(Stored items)
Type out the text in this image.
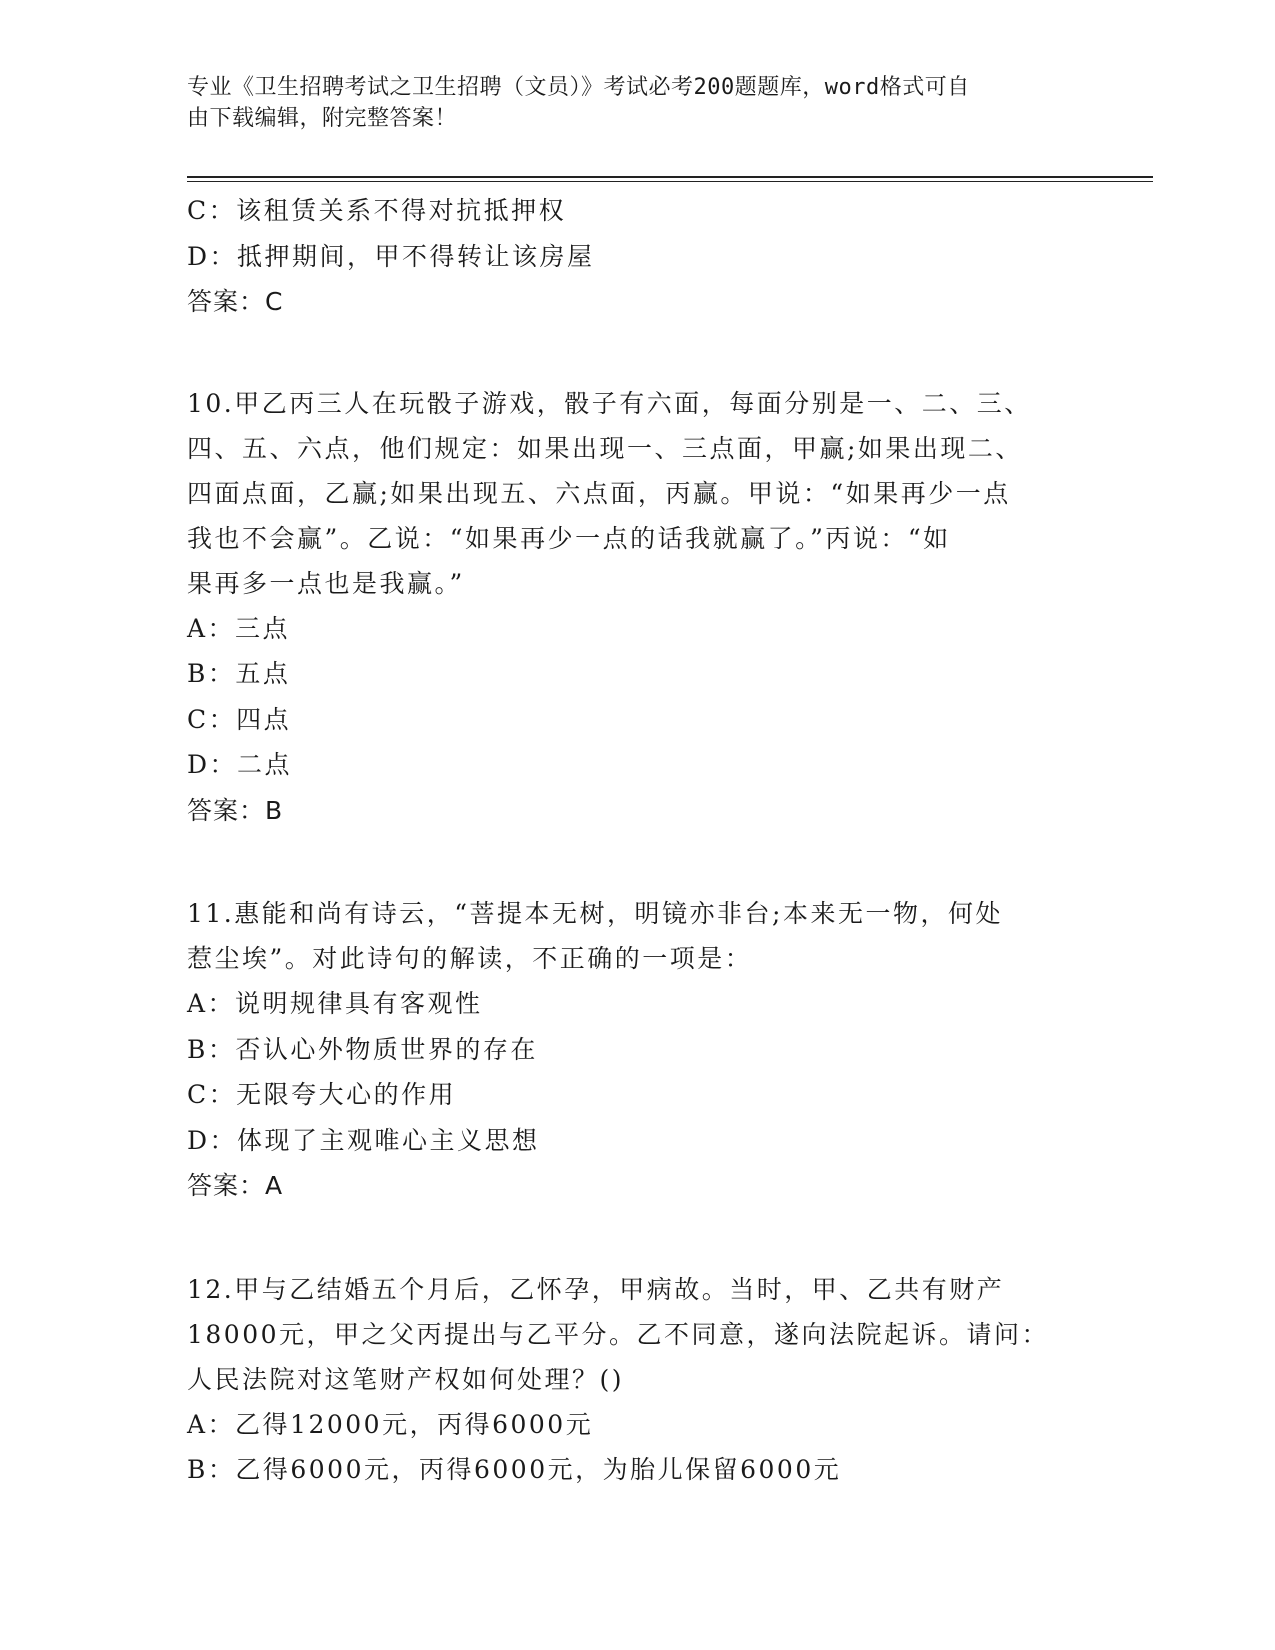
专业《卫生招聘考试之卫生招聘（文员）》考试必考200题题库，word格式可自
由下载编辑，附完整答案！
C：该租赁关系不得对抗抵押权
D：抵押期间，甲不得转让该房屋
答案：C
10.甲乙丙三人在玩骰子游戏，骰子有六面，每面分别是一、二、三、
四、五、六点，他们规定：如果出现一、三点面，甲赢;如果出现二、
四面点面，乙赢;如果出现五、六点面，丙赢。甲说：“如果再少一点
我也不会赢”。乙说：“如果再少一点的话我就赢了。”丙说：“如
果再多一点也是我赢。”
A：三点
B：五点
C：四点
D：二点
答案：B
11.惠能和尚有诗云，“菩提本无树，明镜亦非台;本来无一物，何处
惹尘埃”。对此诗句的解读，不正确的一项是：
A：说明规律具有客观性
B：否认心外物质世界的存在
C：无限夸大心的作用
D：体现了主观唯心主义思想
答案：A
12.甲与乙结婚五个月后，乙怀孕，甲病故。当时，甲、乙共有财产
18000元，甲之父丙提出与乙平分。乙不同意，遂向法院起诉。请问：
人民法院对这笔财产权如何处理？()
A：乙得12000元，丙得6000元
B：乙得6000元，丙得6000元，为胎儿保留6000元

## INSTRUCTIONS TO FOLLOW
Skip the pictures and transcribe the rest of the records exactly.

## THE RESULT
Type out the text in this image.
专业《卫生招聘考试之卫生招聘（文员）》考试必考200题题库，word格式可自
由下载编辑，附完整答案！
C：该租赁关系不得对抗抵押权
D：抵押期间，甲不得转让该房屋
答案：C
10.甲乙丙三人在玩骰子游戏，骰子有六面，每面分别是一、二、三、
四、五、六点，他们规定：如果出现一、三点面，甲赢;如果出现二、
四面点面，乙赢;如果出现五、六点面，丙赢。甲说：“如果再少一点
我也不会赢”。乙说：“如果再少一点的话我就赢了。”丙说：“如
果再多一点也是我赢。”
A：三点
B：五点
C：四点
D：二点
答案：B
11.惠能和尚有诗云，“菩提本无树，明镜亦非台;本来无一物，何处
惹尘埃”。对此诗句的解读，不正确的一项是：
A：说明规律具有客观性
B：否认心外物质世界的存在
C：无限夸大心的作用
D：体现了主观唯心主义思想
答案：A
12.甲与乙结婚五个月后，乙怀孕，甲病故。当时，甲、乙共有财产
18000元，甲之父丙提出与乙平分。乙不同意，遂向法院起诉。请问：
人民法院对这笔财产权如何处理？()
A：乙得12000元，丙得6000元
B：乙得6000元，丙得6000元，为胎儿保留6000元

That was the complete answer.